▸ TO BE DONE:
Give every line from the entries that contains "marker".

↓

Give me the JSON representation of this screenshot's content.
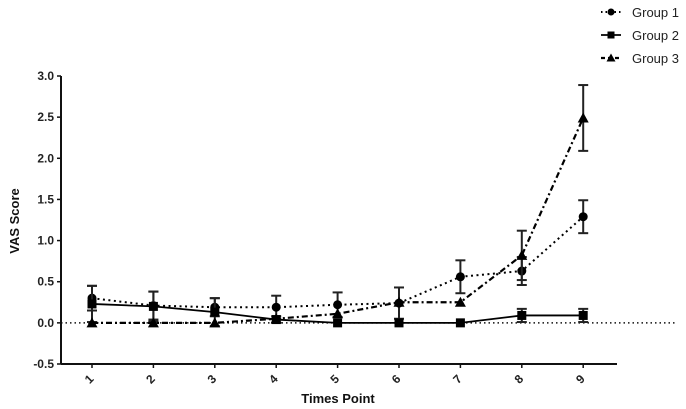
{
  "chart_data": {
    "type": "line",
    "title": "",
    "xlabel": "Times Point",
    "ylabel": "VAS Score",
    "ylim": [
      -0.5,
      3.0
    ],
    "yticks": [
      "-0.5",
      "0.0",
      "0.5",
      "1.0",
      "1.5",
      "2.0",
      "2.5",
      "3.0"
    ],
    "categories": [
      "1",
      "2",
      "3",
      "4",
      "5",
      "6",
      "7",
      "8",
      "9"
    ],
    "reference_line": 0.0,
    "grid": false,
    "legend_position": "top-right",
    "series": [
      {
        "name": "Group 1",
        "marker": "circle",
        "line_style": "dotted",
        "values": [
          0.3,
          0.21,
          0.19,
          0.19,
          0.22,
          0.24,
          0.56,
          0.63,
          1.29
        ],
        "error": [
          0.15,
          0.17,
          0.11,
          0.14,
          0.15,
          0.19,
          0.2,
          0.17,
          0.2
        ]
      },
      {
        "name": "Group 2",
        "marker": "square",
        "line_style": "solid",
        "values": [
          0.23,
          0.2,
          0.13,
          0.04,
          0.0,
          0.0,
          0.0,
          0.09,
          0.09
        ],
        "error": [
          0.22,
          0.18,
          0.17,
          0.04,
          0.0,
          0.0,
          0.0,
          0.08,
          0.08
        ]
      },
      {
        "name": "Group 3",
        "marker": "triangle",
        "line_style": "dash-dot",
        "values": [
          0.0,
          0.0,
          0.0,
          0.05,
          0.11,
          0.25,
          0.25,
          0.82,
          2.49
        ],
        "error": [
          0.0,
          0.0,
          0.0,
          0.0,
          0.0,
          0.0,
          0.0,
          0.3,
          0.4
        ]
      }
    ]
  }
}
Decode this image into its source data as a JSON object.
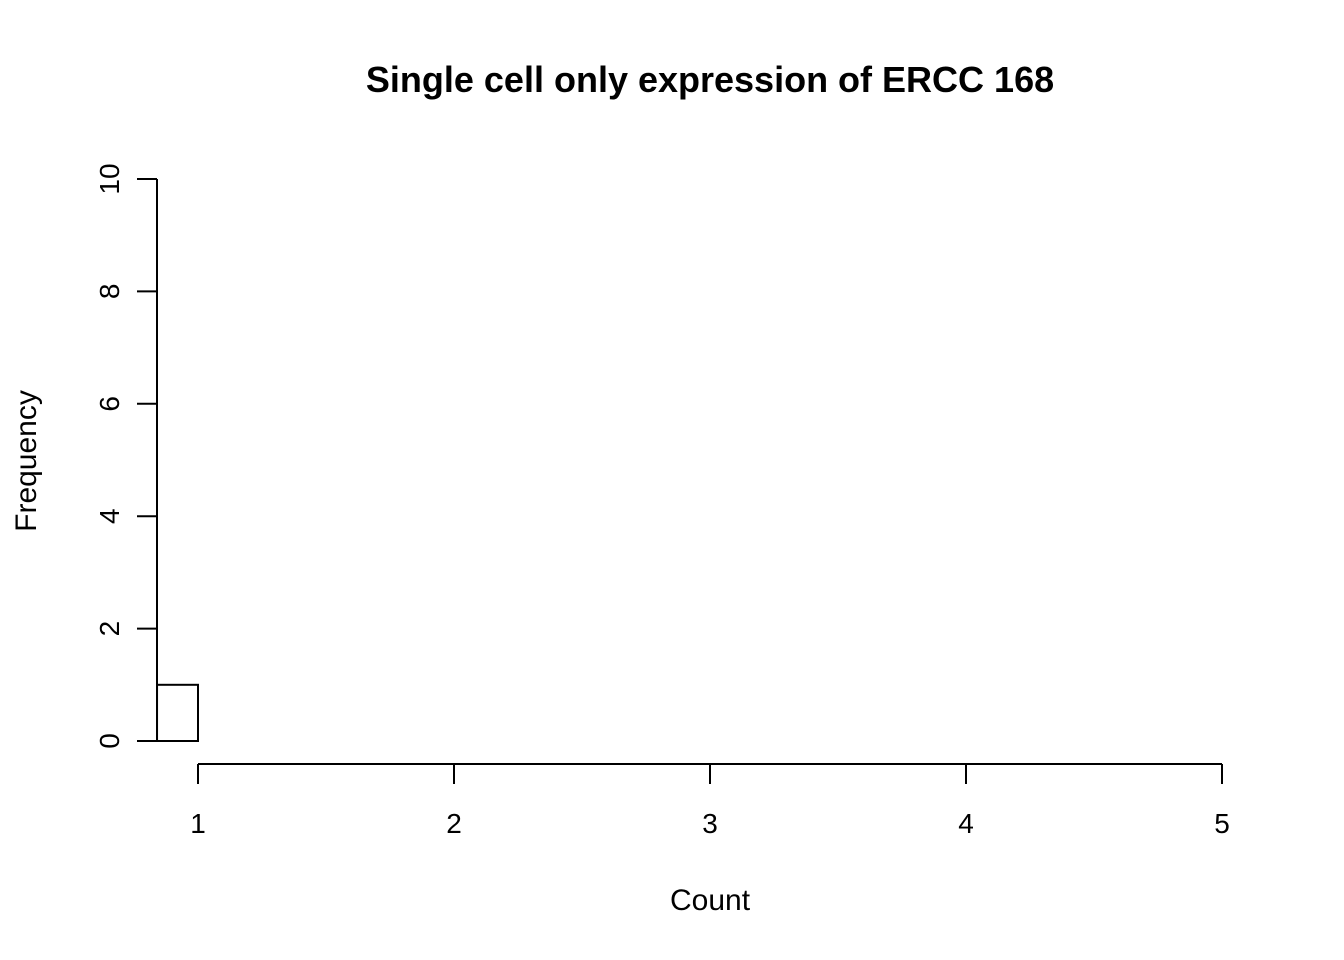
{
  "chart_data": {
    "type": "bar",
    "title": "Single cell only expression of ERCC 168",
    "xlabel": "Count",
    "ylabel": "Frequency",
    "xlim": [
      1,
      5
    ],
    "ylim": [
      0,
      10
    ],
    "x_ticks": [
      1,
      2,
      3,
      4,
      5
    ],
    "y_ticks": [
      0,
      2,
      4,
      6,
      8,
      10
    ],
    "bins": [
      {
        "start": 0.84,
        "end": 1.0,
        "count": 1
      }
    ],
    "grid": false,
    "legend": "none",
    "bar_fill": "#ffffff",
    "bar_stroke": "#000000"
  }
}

↑
↓

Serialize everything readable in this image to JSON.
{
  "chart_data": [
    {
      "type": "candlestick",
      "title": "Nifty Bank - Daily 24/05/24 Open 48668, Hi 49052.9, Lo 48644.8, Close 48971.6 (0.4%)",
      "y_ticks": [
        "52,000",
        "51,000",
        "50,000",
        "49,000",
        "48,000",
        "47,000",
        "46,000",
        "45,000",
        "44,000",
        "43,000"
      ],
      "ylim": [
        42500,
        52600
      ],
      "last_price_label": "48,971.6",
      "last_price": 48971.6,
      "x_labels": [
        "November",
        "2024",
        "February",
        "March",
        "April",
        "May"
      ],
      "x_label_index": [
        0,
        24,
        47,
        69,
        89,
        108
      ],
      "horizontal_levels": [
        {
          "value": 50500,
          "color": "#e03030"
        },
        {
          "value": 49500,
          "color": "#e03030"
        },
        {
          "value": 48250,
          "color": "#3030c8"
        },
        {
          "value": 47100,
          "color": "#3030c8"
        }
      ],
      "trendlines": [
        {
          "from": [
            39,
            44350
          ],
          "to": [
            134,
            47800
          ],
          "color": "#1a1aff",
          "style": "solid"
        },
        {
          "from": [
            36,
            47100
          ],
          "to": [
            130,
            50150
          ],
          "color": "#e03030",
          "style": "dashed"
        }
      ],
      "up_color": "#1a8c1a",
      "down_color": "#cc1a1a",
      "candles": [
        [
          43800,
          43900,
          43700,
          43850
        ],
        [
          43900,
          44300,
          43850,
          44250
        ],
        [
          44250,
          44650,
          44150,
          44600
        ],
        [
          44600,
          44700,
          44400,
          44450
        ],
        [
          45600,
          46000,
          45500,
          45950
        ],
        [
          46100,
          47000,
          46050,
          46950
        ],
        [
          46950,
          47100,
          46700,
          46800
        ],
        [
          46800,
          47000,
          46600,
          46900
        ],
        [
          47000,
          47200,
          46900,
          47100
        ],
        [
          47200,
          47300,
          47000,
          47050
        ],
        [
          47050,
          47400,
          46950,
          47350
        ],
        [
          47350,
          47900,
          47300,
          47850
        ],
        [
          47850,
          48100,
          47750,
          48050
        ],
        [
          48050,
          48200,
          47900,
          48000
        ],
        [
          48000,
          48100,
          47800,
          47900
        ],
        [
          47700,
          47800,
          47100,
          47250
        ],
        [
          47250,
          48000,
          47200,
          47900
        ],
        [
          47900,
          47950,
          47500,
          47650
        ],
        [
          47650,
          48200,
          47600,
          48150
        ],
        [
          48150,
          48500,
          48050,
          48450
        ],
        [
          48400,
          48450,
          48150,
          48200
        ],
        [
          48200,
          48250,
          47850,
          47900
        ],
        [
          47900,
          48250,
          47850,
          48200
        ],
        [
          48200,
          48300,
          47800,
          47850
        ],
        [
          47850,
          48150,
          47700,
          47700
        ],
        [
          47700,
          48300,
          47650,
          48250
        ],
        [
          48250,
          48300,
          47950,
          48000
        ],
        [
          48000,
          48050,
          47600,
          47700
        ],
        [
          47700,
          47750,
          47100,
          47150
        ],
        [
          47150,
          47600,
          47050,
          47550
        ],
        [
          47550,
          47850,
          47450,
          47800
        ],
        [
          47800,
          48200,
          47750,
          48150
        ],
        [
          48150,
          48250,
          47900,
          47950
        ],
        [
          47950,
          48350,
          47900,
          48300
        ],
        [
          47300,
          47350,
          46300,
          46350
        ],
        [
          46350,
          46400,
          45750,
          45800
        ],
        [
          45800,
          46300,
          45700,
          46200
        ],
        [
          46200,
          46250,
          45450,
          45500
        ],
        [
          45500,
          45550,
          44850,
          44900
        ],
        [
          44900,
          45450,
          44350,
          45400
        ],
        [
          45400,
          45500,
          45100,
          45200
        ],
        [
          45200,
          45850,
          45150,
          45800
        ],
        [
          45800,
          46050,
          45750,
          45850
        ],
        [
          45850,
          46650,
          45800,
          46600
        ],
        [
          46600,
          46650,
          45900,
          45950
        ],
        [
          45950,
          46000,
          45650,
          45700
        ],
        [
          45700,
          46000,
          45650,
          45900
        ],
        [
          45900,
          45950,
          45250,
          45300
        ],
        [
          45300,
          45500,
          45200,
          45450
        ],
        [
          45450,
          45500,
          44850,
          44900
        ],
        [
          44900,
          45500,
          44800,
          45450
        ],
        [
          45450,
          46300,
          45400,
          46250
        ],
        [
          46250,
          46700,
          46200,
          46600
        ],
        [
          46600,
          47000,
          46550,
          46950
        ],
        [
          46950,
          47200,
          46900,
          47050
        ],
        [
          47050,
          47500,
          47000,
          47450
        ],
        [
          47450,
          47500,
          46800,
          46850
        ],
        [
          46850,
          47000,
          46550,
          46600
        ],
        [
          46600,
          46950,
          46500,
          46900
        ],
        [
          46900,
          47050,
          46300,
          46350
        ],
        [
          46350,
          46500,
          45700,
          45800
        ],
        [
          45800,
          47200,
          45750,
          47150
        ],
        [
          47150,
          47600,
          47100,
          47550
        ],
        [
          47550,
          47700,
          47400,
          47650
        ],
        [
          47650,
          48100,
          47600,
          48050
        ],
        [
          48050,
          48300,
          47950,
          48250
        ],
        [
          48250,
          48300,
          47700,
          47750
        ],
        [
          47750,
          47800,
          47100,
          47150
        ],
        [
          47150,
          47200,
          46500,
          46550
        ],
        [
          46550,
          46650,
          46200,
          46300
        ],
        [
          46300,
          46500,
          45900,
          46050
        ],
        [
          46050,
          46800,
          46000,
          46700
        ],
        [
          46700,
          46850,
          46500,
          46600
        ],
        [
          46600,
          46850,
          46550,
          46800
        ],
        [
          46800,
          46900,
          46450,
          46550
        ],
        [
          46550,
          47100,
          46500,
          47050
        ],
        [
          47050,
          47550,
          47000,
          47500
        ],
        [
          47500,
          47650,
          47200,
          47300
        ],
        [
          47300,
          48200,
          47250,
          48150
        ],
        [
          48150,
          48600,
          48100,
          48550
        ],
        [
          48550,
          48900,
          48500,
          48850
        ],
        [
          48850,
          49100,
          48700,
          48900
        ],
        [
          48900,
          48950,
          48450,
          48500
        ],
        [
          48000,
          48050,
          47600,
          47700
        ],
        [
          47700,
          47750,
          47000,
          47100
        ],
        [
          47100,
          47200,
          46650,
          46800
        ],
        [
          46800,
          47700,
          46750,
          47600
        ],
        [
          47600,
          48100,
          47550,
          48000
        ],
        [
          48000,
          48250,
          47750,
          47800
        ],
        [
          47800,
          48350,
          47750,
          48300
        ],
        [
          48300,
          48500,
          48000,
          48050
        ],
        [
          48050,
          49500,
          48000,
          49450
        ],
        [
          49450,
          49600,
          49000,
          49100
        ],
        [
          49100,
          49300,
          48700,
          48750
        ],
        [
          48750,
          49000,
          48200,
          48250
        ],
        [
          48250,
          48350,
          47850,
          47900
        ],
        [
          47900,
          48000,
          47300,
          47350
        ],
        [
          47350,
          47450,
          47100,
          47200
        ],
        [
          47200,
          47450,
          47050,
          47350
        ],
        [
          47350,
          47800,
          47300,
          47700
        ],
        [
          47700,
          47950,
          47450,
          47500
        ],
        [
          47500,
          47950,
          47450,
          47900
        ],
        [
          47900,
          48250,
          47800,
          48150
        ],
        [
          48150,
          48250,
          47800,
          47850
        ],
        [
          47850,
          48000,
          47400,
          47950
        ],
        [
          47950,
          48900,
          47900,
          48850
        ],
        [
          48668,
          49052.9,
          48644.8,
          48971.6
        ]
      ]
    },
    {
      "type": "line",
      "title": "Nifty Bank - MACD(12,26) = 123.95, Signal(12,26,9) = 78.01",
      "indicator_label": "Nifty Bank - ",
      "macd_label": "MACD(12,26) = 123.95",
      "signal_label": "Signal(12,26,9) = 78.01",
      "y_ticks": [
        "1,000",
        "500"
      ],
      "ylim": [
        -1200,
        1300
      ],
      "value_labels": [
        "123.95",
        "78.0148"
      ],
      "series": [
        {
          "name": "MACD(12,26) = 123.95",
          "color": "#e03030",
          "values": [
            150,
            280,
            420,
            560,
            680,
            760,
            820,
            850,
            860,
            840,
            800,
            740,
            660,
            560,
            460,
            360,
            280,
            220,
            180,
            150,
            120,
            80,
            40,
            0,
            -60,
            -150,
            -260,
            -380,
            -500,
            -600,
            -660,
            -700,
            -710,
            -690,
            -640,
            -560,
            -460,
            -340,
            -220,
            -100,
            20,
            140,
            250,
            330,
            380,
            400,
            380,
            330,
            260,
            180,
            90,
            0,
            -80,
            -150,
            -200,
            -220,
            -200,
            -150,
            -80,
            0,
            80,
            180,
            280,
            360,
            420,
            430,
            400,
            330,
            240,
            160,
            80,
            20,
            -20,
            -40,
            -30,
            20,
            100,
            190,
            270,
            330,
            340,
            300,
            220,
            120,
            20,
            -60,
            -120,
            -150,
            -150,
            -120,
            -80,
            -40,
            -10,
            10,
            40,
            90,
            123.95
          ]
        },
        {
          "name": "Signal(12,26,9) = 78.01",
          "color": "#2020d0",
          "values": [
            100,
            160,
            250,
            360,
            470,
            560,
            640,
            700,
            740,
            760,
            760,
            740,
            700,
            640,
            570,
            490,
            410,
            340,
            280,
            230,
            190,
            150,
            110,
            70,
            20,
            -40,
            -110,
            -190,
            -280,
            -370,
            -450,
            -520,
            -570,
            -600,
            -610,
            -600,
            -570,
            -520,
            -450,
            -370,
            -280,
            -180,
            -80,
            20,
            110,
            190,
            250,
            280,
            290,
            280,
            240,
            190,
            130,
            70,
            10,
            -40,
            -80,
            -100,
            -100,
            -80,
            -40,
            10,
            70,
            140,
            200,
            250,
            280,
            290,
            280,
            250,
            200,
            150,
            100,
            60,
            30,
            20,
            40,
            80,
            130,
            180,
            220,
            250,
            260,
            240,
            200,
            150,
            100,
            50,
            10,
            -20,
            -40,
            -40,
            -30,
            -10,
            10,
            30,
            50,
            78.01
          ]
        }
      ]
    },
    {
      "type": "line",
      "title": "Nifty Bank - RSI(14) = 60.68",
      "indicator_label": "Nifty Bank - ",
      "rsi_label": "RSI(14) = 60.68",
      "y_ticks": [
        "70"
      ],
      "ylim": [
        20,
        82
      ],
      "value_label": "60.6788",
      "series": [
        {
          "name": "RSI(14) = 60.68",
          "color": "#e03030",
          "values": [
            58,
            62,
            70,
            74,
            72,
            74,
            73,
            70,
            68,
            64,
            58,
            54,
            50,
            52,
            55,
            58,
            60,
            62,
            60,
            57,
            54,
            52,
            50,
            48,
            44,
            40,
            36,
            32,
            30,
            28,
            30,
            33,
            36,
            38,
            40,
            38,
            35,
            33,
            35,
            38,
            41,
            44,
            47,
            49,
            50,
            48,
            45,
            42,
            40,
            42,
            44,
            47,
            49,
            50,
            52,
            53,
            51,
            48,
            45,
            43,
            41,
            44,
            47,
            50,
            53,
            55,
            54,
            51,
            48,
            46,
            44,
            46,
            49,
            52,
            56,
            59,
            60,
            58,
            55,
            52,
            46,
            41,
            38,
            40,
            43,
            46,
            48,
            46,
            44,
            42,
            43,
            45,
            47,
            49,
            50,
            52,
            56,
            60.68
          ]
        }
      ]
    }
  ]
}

↑

▸ RIGHT ANSWER:
        "marker": "circle",
        "marker": "square",
        "marker": "triangle",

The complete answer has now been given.